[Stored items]

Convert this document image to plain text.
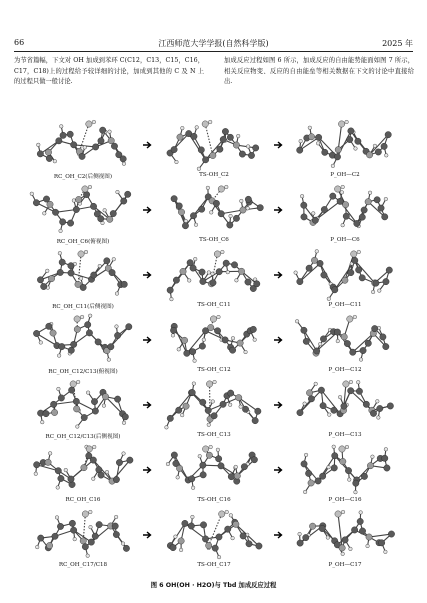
66	江西师范大学学报(自然科学版)	2025 年
为节省篇幅，下文对 OH 加成到苯环 C(C12，C13，C15，C16，C17，C18)上的过程给予较详细的讨论，加成到其他的 C 及 N 上的过程只做一般讨论.
加成反应过程如图 6 所示，加成反应的自由能势能面如图 7 所示，相关反应物变、反应的自由能垒等相关数据在下文的讨论中直接给出.
RC_OH_C2(后侧视图)	TS-OH_C2	P_OH—C2
RC_OH_C6(俯视图)	TS-OH_C6	P_OH—C6
RC_OH_C11(后侧视图)	TS-OH_C11	P_OH—C11
RC_OH_C12/C13(俯视图)	TS-OH_C12	P_OH—C12
RC_OH_C12/C13(后侧视图)	TS-OH_C13	P_OH—C13
RC_OH_C16	TS-OH_C16	P_OH—C16
RC_OH_C17/C18	TS-OH_C17	P_OH—C17
图 6 OH(OH · H2O)与 Tbd 加成反应过程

Required work
Your copy should match the entries exactly, minus the pictures.

Finished task
Convert this document image to plain text.
66	江西师范大学学报(自然科学版)	2025 年
为节省篇幅，下文对 OH 加成到苯环 C(C12，C13，C15，C16，C17，C18)上的过程给予较详细的讨论，加成到其他的 C 及 N 上的过程只做一般讨论.
加成反应过程如图 6 所示，加成反应的自由能势能面如图 7 所示，相关反应物变、反应的自由能垒等相关数据在下文的讨论中直接给出.
RC_OH_C2(后侧视图)	TS-OH_C2	P_OH—C2
RC_OH_C6(俯视图)	TS-OH_C6	P_OH—C6
RC_OH_C11(后侧视图)	TS-OH_C11	P_OH—C11
RC_OH_C12/C13(俯视图)	TS-OH_C12	P_OH—C12
RC_OH_C12/C13(后侧视图)	TS-OH_C13	P_OH—C13
RC_OH_C16	TS-OH_C16	P_OH—C16
RC_OH_C17/C18	TS-OH_C17	P_OH—C17
图 6 OH(OH · H2O)与 Tbd 加成反应过程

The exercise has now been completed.